> [Provided data]:
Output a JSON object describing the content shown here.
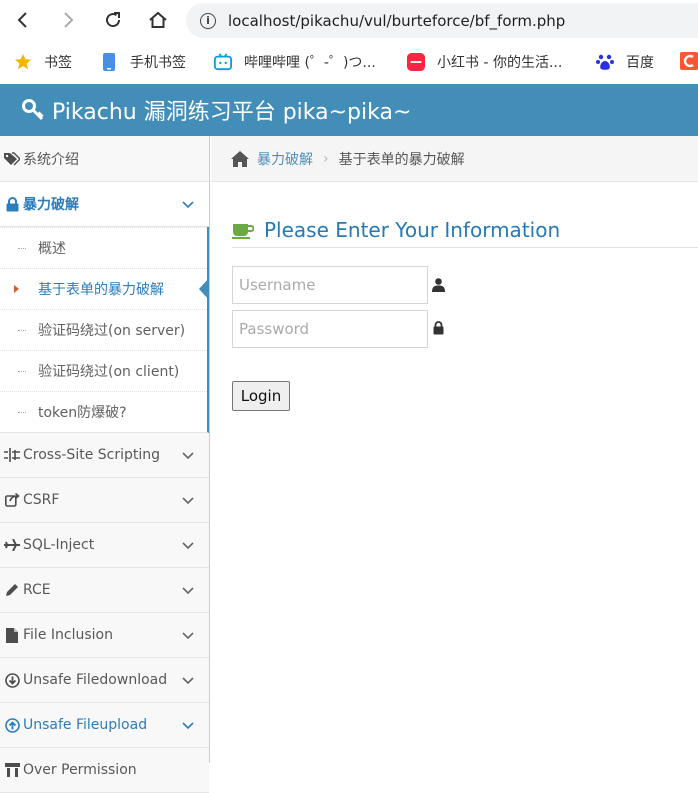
{
  "browser": {
    "url": "localhost/pikachu/vul/burteforce/bf_form.php",
    "bookmarks": [
      {
        "label": "书签",
        "icon": "star-icon"
      },
      {
        "label": "手机书签",
        "icon": "phone-icon"
      },
      {
        "label": "哔哩哔哩 (゜-゜)つ...",
        "icon": "bilibili-icon"
      },
      {
        "label": "小红书 - 你的生活...",
        "icon": "xiaohongshu-icon"
      },
      {
        "label": "百度",
        "icon": "baidu-paw-icon"
      }
    ]
  },
  "header": {
    "title": "Pikachu 漏洞练习平台 pika~pika~"
  },
  "sidebar": {
    "items": [
      {
        "label": "系统介绍",
        "icon": "tags-icon"
      },
      {
        "label": "暴力破解",
        "icon": "lock-icon",
        "open": true,
        "children": [
          "概述",
          "基于表单的暴力破解",
          "验证码绕过(on server)",
          "验证码绕过(on client)",
          "token防爆破?"
        ]
      },
      {
        "label": "Cross-Site Scripting",
        "icon": "xss-icon"
      },
      {
        "label": "CSRF",
        "icon": "share-icon"
      },
      {
        "label": "SQL-Inject",
        "icon": "plane-icon"
      },
      {
        "label": "RCE",
        "icon": "pencil-icon"
      },
      {
        "label": "File Inclusion",
        "icon": "file-icon"
      },
      {
        "label": "Unsafe Filedownload",
        "icon": "download-icon"
      },
      {
        "label": "Unsafe Fileupload",
        "icon": "upload-icon"
      },
      {
        "label": "Over Permission",
        "icon": "permission-icon"
      }
    ]
  },
  "breadcrumb": {
    "link": "暴力破解",
    "separator": "›",
    "current": "基于表单的暴力破解"
  },
  "form": {
    "title": "Please Enter Your Information",
    "username_placeholder": "Username",
    "password_placeholder": "Password",
    "login_label": "Login"
  },
  "colors": {
    "header_bg": "#438eb9",
    "accent": "#2b7dbc",
    "title_blue": "#2679b5"
  }
}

> [Problem requirements]: Quote the records above in full, dropping each picture.

> [Correct result]:
Output a JSON object describing the content shown here.
{
  "browser": {
    "url": "localhost/pikachu/vul/burteforce/bf_form.php",
    "bookmarks": [
      {
        "label": "书签",
        "icon": "star-icon"
      },
      {
        "label": "手机书签",
        "icon": "phone-icon"
      },
      {
        "label": "哔哩哔哩 (゜-゜)つ...",
        "icon": "bilibili-icon"
      },
      {
        "label": "小红书 - 你的生活...",
        "icon": "xiaohongshu-icon"
      },
      {
        "label": "百度",
        "icon": "baidu-paw-icon"
      }
    ]
  },
  "header": {
    "title": "Pikachu 漏洞练习平台 pika~pika~"
  },
  "sidebar": {
    "items": [
      {
        "label": "系统介绍",
        "icon": "tags-icon"
      },
      {
        "label": "暴力破解",
        "icon": "lock-icon",
        "open": true,
        "children": [
          "概述",
          "基于表单的暴力破解",
          "验证码绕过(on server)",
          "验证码绕过(on client)",
          "token防爆破?"
        ]
      },
      {
        "label": "Cross-Site Scripting",
        "icon": "xss-icon"
      },
      {
        "label": "CSRF",
        "icon": "share-icon"
      },
      {
        "label": "SQL-Inject",
        "icon": "plane-icon"
      },
      {
        "label": "RCE",
        "icon": "pencil-icon"
      },
      {
        "label": "File Inclusion",
        "icon": "file-icon"
      },
      {
        "label": "Unsafe Filedownload",
        "icon": "download-icon"
      },
      {
        "label": "Unsafe Fileupload",
        "icon": "upload-icon"
      },
      {
        "label": "Over Permission",
        "icon": "permission-icon"
      }
    ]
  },
  "breadcrumb": {
    "link": "暴力破解",
    "separator": "›",
    "current": "基于表单的暴力破解"
  },
  "form": {
    "title": "Please Enter Your Information",
    "username_placeholder": "Username",
    "password_placeholder": "Password",
    "login_label": "Login"
  },
  "colors": {
    "header_bg": "#438eb9",
    "accent": "#2b7dbc",
    "title_blue": "#2679b5"
  }
}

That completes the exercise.